__WHAT YOU SHOULD DO__.
Search the records for the word "this" and report each line that has it.

__SUPPLIED MATERIAL__.
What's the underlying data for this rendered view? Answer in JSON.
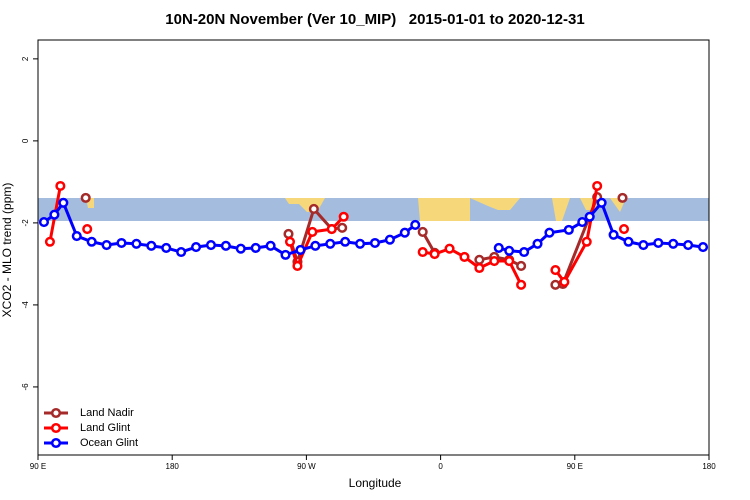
{
  "chart_data": {
    "type": "line",
    "title": "10N-20N November (Ver 10_MIP)   2015-01-01 to 2020-12-31",
    "x_label": "Longitude",
    "y_label": "XCO2 - MLO trend (ppm)",
    "xlim": [
      90,
      540
    ],
    "ylim": [
      -7.66,
      2.46
    ],
    "xticks": [
      {
        "value": 90,
        "label": "90 E"
      },
      180,
      {
        "value": 270,
        "label": "90 W"
      },
      {
        "value": 360,
        "label": "0"
      },
      {
        "value": 450,
        "label": "90 E"
      },
      {
        "value": 540,
        "label": "180"
      }
    ],
    "yticks": [
      -6,
      -4,
      -2,
      0,
      2
    ],
    "legend": "bottom-left",
    "series": [
      {
        "name": "Land Nadir",
        "color": "#a52a2a",
        "x": [
          122,
          null,
          258,
          264,
          275,
          287,
          294,
          null,
          348,
          356,
          null,
          386,
          396,
          406,
          414,
          null,
          437,
          442,
          465,
          null,
          482
        ],
        "values": [
          -1.39,
          null,
          -2.27,
          -2.95,
          -1.66,
          -2.15,
          -2.12,
          null,
          -2.22,
          -2.73,
          null,
          -2.9,
          -2.83,
          -2.9,
          -3.05,
          null,
          -3.51,
          -3.49,
          -1.37,
          null,
          -1.39
        ]
      },
      {
        "name": "Land Glint",
        "color": "#ff0000",
        "x": [
          98,
          105,
          null,
          123,
          null,
          259,
          264,
          274,
          287,
          295,
          null,
          348,
          356,
          366,
          376,
          386,
          396,
          406,
          414,
          null,
          437,
          443,
          458,
          465,
          null,
          483
        ],
        "values": [
          -2.46,
          -1.1,
          null,
          -2.15,
          null,
          -2.46,
          -3.05,
          -2.22,
          -2.15,
          -1.85,
          null,
          -2.71,
          -2.76,
          -2.63,
          -2.83,
          -3.1,
          -2.93,
          -2.93,
          -3.51,
          null,
          -3.15,
          -3.44,
          -2.46,
          -1.1,
          null,
          -2.15
        ]
      },
      {
        "name": "Ocean Glint",
        "color": "#0000ff",
        "x": [
          94,
          101,
          107,
          116,
          126,
          136,
          146,
          156,
          166,
          176,
          186,
          196,
          206,
          216,
          226,
          236,
          246,
          256,
          266,
          276,
          286,
          296,
          306,
          316,
          326,
          336,
          343,
          null,
          399,
          406,
          416,
          425,
          433,
          446,
          455,
          460,
          468,
          476,
          486,
          496,
          506,
          516,
          526,
          536
        ],
        "values": [
          -1.98,
          -1.8,
          -1.51,
          -2.32,
          -2.46,
          -2.54,
          -2.49,
          -2.51,
          -2.56,
          -2.61,
          -2.71,
          -2.59,
          -2.54,
          -2.56,
          -2.63,
          -2.61,
          -2.56,
          -2.78,
          -2.66,
          -2.56,
          -2.51,
          -2.46,
          -2.51,
          -2.49,
          -2.41,
          -2.24,
          -2.05,
          null,
          -2.61,
          -2.68,
          -2.71,
          -2.51,
          -2.24,
          -2.17,
          -1.98,
          -1.85,
          -1.51,
          -2.29,
          -2.46,
          -2.54,
          -2.49,
          -2.51,
          -2.54,
          -2.59
        ]
      }
    ]
  }
}
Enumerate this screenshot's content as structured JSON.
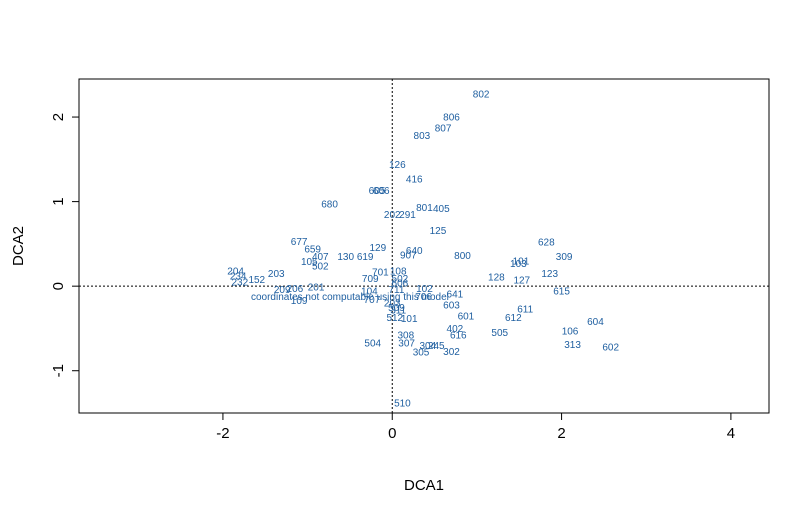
{
  "chart_data": {
    "type": "scatter",
    "title": "",
    "xlabel": "DCA1",
    "ylabel": "DCA2",
    "xlim": [
      -3.7,
      4.45
    ],
    "ylim": [
      -1.5,
      2.45
    ],
    "x_ticks": [
      -2,
      0,
      2,
      4
    ],
    "y_ticks": [
      -1,
      0,
      1,
      2
    ],
    "x_tick_labels": [
      "-2",
      "0",
      "2",
      "4"
    ],
    "y_tick_labels": [
      "-1",
      "0",
      "1",
      "2"
    ],
    "reference_lines": {
      "x": 0,
      "y": 0,
      "style": "dotted"
    },
    "grid": false,
    "label_color": "#1f5fa0",
    "annotation": {
      "text": "coordinates not computable using this model",
      "x": -0.5,
      "y": -0.12
    },
    "points": [
      {
        "label": "802",
        "x": 1.05,
        "y": 2.27
      },
      {
        "label": "806",
        "x": 0.7,
        "y": 2.0
      },
      {
        "label": "807",
        "x": 0.6,
        "y": 1.87
      },
      {
        "label": "803",
        "x": 0.35,
        "y": 1.78
      },
      {
        "label": "126",
        "x": 0.06,
        "y": 1.44
      },
      {
        "label": "416",
        "x": 0.26,
        "y": 1.27
      },
      {
        "label": "680",
        "x": -0.74,
        "y": 0.97
      },
      {
        "label": "605",
        "x": -0.18,
        "y": 1.13
      },
      {
        "label": "606",
        "x": -0.13,
        "y": 1.13
      },
      {
        "label": "801",
        "x": 0.38,
        "y": 0.93
      },
      {
        "label": "405",
        "x": 0.58,
        "y": 0.92
      },
      {
        "label": "202",
        "x": 0.0,
        "y": 0.85
      },
      {
        "label": "291",
        "x": 0.18,
        "y": 0.85
      },
      {
        "label": "125",
        "x": 0.54,
        "y": 0.66
      },
      {
        "label": "677",
        "x": -1.1,
        "y": 0.53
      },
      {
        "label": "659",
        "x": -0.94,
        "y": 0.44
      },
      {
        "label": "129",
        "x": -0.17,
        "y": 0.46
      },
      {
        "label": "640",
        "x": 0.26,
        "y": 0.42
      },
      {
        "label": "907",
        "x": 0.19,
        "y": 0.37
      },
      {
        "label": "628",
        "x": 1.82,
        "y": 0.52
      },
      {
        "label": "800",
        "x": 0.83,
        "y": 0.36
      },
      {
        "label": "309",
        "x": 2.03,
        "y": 0.35
      },
      {
        "label": "407",
        "x": -0.85,
        "y": 0.35
      },
      {
        "label": "130",
        "x": -0.55,
        "y": 0.35
      },
      {
        "label": "619",
        "x": -0.32,
        "y": 0.35
      },
      {
        "label": "105",
        "x": -0.98,
        "y": 0.29
      },
      {
        "label": "502",
        "x": -0.85,
        "y": 0.24
      },
      {
        "label": "101",
        "x": 1.52,
        "y": 0.3
      },
      {
        "label": "103",
        "x": 1.49,
        "y": 0.27
      },
      {
        "label": "701",
        "x": -0.14,
        "y": 0.17
      },
      {
        "label": "108",
        "x": 0.07,
        "y": 0.18
      },
      {
        "label": "123",
        "x": 1.86,
        "y": 0.15
      },
      {
        "label": "128",
        "x": 1.23,
        "y": 0.11
      },
      {
        "label": "127",
        "x": 1.53,
        "y": 0.07
      },
      {
        "label": "204",
        "x": -1.85,
        "y": 0.18
      },
      {
        "label": "203",
        "x": -1.37,
        "y": 0.15
      },
      {
        "label": "152",
        "x": -1.6,
        "y": 0.08
      },
      {
        "label": "234",
        "x": -1.82,
        "y": 0.12
      },
      {
        "label": "232",
        "x": -1.8,
        "y": 0.05
      },
      {
        "label": "709",
        "x": -0.26,
        "y": 0.09
      },
      {
        "label": "502",
        "x": 0.09,
        "y": 0.09
      },
      {
        "label": "606",
        "x": 0.09,
        "y": 0.04
      },
      {
        "label": "615",
        "x": 2.0,
        "y": -0.06
      },
      {
        "label": "201",
        "x": -0.9,
        "y": -0.01
      },
      {
        "label": "206",
        "x": -1.15,
        "y": -0.03
      },
      {
        "label": "209",
        "x": -1.3,
        "y": -0.04
      },
      {
        "label": "104",
        "x": -0.27,
        "y": -0.06
      },
      {
        "label": "711",
        "x": 0.05,
        "y": -0.04
      },
      {
        "label": "102",
        "x": 0.38,
        "y": -0.03
      },
      {
        "label": "641",
        "x": 0.74,
        "y": -0.09
      },
      {
        "label": "706",
        "x": 0.37,
        "y": -0.12
      },
      {
        "label": "109",
        "x": -1.1,
        "y": -0.17
      },
      {
        "label": "707",
        "x": -0.24,
        "y": -0.16
      },
      {
        "label": "203",
        "x": 0.0,
        "y": -0.2
      },
      {
        "label": "509",
        "x": 0.05,
        "y": -0.25
      },
      {
        "label": "311",
        "x": 0.07,
        "y": -0.28
      },
      {
        "label": "603",
        "x": 0.7,
        "y": -0.22
      },
      {
        "label": "611",
        "x": 1.57,
        "y": -0.27
      },
      {
        "label": "601",
        "x": 0.87,
        "y": -0.35
      },
      {
        "label": "612",
        "x": 1.43,
        "y": -0.37
      },
      {
        "label": "604",
        "x": 2.4,
        "y": -0.42
      },
      {
        "label": "512",
        "x": 0.03,
        "y": -0.37
      },
      {
        "label": "101",
        "x": 0.2,
        "y": -0.38
      },
      {
        "label": "402",
        "x": 0.74,
        "y": -0.5
      },
      {
        "label": "505",
        "x": 1.27,
        "y": -0.55
      },
      {
        "label": "106",
        "x": 2.1,
        "y": -0.53
      },
      {
        "label": "616",
        "x": 0.78,
        "y": -0.58
      },
      {
        "label": "308",
        "x": 0.16,
        "y": -0.58
      },
      {
        "label": "504",
        "x": -0.23,
        "y": -0.67
      },
      {
        "label": "307",
        "x": 0.17,
        "y": -0.67
      },
      {
        "label": "304",
        "x": 0.42,
        "y": -0.7
      },
      {
        "label": "245",
        "x": 0.52,
        "y": -0.7
      },
      {
        "label": "313",
        "x": 2.13,
        "y": -0.69
      },
      {
        "label": "602",
        "x": 2.58,
        "y": -0.72
      },
      {
        "label": "305",
        "x": 0.34,
        "y": -0.78
      },
      {
        "label": "302",
        "x": 0.7,
        "y": -0.77
      },
      {
        "label": "510",
        "x": 0.12,
        "y": -1.38
      }
    ]
  }
}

__FINISHED TASK__.
What's the underlying data for this rendered view? Answer in JSON.
Enumerate this screenshot's content as structured JSON.
      "text": "coordinates not computable using this model",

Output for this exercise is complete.